■ **Aufgabe**: Entnimm dem Dokumenttext über das interaktive Zeitzeugnis wörtlich die Passage von „Links: Dr. Sylvia“ bis „interaktive Zeitzeugnis vor.“.

■ **Dokumenttext**:
• • •

Links: Die Schulklasse der IGS-Kastellaun in Interaktion mit dem Zeitzeugnis Kurt S. Maier. Rechts: Auch Dieter Burgard, ehemaliger Beauftrager für jüdisches Leben und Antisemitismusfragen in Rheinland-Pfalz, nahm den Holocaust-Gedenktag zum Anlass für einen Besuch und stand den SchülerInnen Rede und Antwort.

Grenzen des Zeitzeugnisses

Mit größerer Skepsis und Zurückhaltung begegneten dem Zeitzeugnis hingegen die BesucherInnen der offenen Abendveranstaltung. Ihre Fragen konzentrierten sich eher auf das Projekt selbst, die dahinterstehende Technik und die Möglichkeiten und Grenzen digitaler Formate. Nur zögerlich stellten sie Fragen an das Zeitzeugnis selbst. Zwar zeigten sie sich angesprochen von Maiers Geschichte und der Umsetzung des Angebots, doch mit der Intensität und Präsenz eines „echten“ Zeitzeugengesprächs könne das aufgezeichnete Interview in ihren Augen nicht mithalten. Die persönliche Begegnung, in der beide Seiten die Möglichkeit hätten, aufeinander zu reagieren, mache die Interaktion viel komplexer und sei daher nicht so einfach zu ersetzen.

Dass Möglichkeiten limitiert seien und das System nicht immer fehlerfrei funktioniere, betrachteten die BesucherInnen nicht als Schwäche. Ganz im Gegenteil: „Es beruhigt mich, dass die Illusion nicht perfekt gelingt. Zum Glück befinden wir uns nicht in einem Science-Fiction-Film. Es bleibt sichtbar, dass das Zeitzeugnis ein Medium mit Grenzen ist.“

 

 

 

 

 

 

 

 

Links: Dr. Sylvia Asmus (erste Reihe, links), Direktorin des Exilarchivs, war selbst zu Gast in der Synagoge und stellte den BesucherInnen das interaktive Zeitzeugnis vor.

• • •

■ **Gegebene Einträge**:
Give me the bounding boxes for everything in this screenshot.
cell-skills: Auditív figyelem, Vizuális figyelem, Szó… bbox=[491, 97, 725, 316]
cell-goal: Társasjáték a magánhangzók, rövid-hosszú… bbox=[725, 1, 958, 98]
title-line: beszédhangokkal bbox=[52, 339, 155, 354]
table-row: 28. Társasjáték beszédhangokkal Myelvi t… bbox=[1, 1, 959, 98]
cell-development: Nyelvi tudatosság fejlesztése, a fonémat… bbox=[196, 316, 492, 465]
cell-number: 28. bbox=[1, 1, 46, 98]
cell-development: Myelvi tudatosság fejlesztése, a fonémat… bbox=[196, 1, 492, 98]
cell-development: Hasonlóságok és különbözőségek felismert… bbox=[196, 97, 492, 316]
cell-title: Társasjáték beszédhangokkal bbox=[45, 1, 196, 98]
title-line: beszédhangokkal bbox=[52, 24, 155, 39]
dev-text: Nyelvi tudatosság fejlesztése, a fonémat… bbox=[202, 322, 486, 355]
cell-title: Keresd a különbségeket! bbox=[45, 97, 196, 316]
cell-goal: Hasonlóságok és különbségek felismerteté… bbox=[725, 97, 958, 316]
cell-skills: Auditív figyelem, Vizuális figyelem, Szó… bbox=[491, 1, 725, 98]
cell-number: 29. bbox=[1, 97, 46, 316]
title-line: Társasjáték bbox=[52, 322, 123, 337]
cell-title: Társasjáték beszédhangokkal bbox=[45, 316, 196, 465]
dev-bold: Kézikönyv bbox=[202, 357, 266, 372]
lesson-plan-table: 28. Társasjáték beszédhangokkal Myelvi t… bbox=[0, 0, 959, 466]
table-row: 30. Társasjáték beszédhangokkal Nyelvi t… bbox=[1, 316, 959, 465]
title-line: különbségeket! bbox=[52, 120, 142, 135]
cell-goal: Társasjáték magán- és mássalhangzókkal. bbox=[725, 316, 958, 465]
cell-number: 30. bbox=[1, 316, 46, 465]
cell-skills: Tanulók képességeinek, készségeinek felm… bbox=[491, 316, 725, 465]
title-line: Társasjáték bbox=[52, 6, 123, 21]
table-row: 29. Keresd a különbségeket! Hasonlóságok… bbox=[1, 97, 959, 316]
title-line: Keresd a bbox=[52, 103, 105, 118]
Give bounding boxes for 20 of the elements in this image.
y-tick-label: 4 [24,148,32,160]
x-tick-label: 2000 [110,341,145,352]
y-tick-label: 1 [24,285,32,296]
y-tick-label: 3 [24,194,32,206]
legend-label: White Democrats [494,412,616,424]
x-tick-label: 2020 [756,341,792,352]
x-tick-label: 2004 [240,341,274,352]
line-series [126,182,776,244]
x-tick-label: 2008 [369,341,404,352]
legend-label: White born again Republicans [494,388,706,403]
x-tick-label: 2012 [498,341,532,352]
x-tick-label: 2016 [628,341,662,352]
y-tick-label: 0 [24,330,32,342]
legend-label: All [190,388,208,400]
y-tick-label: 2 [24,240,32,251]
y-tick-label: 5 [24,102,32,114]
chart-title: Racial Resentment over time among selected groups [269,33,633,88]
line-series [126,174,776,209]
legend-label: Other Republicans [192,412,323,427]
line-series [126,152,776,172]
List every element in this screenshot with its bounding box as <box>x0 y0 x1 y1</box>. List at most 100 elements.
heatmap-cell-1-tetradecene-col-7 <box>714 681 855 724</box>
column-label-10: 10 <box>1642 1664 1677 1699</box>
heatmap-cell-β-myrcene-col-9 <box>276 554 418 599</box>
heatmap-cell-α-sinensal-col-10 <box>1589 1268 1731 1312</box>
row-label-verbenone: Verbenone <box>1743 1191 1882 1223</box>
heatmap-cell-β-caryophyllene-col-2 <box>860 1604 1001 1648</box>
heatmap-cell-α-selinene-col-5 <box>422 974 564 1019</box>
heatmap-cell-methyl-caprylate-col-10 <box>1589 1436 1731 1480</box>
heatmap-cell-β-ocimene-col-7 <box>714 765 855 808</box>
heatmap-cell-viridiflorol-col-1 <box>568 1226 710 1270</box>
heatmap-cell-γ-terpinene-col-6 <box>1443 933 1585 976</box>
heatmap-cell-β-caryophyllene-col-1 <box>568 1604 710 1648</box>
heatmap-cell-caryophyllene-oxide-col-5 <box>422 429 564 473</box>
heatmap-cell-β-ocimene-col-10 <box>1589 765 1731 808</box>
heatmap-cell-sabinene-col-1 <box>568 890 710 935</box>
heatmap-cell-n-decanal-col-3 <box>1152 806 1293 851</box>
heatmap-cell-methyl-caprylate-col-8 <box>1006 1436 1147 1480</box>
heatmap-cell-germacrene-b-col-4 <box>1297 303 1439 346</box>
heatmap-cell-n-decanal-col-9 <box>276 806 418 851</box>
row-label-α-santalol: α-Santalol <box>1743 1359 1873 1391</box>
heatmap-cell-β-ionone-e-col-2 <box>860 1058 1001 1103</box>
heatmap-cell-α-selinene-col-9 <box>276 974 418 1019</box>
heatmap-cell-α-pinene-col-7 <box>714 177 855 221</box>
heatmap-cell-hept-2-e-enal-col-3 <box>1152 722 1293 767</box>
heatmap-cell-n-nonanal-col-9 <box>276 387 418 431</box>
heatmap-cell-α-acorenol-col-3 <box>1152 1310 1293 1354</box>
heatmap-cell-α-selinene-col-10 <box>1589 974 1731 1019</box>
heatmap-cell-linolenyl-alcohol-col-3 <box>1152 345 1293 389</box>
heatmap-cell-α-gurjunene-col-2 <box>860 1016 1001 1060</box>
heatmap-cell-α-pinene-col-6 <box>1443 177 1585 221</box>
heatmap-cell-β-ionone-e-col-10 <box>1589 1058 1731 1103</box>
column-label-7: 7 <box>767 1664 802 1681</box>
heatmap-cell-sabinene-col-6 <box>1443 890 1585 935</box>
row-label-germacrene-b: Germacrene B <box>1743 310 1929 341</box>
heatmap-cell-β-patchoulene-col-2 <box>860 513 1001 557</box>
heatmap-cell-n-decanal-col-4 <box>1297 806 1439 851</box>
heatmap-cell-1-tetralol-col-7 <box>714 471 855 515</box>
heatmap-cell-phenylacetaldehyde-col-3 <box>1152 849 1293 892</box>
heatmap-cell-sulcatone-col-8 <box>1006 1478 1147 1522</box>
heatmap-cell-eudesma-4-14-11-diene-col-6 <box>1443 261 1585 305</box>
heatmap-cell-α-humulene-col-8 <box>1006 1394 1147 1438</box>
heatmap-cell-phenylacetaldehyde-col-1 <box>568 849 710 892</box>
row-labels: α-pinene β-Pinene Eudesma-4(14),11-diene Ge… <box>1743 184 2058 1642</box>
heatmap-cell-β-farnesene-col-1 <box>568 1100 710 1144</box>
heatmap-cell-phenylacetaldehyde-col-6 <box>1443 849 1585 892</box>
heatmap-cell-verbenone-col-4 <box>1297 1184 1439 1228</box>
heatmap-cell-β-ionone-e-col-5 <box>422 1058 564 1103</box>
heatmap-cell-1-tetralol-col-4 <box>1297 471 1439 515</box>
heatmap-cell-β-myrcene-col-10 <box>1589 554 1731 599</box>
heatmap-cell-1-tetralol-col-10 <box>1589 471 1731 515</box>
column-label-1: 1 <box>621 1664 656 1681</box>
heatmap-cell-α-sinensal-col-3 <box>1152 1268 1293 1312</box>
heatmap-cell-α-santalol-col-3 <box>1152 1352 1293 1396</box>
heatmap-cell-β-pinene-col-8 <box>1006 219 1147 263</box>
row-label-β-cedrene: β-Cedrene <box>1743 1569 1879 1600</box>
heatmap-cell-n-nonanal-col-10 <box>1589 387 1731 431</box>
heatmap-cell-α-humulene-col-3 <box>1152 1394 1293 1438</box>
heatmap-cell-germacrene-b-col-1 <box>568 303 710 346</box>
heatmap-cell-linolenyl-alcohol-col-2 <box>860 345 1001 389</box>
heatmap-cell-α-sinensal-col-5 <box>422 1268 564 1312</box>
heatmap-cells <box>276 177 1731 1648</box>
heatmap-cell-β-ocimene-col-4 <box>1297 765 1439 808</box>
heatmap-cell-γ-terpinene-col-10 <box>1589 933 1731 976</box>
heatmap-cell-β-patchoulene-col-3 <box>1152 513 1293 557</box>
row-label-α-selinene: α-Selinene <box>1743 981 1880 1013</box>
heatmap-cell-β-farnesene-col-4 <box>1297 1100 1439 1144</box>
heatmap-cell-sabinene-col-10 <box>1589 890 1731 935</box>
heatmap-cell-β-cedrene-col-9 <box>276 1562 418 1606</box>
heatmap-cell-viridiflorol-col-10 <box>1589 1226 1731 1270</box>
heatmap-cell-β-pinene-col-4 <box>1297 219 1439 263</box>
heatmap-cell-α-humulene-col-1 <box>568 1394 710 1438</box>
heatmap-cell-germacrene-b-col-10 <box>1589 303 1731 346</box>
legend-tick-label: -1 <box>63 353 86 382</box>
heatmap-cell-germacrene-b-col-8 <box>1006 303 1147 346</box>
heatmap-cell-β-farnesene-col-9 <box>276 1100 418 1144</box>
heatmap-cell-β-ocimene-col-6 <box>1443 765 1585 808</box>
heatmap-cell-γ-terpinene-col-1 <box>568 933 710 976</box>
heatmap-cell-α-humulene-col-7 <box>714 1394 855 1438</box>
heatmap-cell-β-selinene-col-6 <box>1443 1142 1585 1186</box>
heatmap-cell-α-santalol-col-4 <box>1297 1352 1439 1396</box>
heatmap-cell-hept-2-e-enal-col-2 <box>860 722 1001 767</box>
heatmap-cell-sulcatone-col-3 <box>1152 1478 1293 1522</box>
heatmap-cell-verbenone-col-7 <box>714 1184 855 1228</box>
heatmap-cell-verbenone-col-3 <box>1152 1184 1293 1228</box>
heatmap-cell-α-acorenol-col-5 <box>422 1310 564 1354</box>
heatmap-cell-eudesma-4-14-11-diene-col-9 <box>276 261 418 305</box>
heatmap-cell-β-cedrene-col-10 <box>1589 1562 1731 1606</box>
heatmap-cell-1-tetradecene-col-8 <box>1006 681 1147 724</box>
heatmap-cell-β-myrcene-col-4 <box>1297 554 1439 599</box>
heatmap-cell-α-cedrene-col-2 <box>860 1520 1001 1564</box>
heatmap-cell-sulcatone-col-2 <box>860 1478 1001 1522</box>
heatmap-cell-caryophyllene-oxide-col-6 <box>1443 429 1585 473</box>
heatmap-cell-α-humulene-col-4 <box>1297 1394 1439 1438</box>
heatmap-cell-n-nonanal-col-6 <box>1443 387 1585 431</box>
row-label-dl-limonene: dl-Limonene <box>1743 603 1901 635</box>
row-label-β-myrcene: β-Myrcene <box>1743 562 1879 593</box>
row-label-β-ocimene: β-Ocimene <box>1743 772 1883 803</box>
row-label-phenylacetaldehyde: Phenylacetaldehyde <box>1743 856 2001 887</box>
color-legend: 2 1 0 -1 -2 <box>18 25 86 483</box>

• • •

■ **Lösung**:
Links: Dr. Sylvia Asmus (erste Reihe, links), Direktorin des Exilarchivs, war selbst zu Gast in der Synagoge und stellte den BesucherInnen das interaktive Zeitzeugnis vor.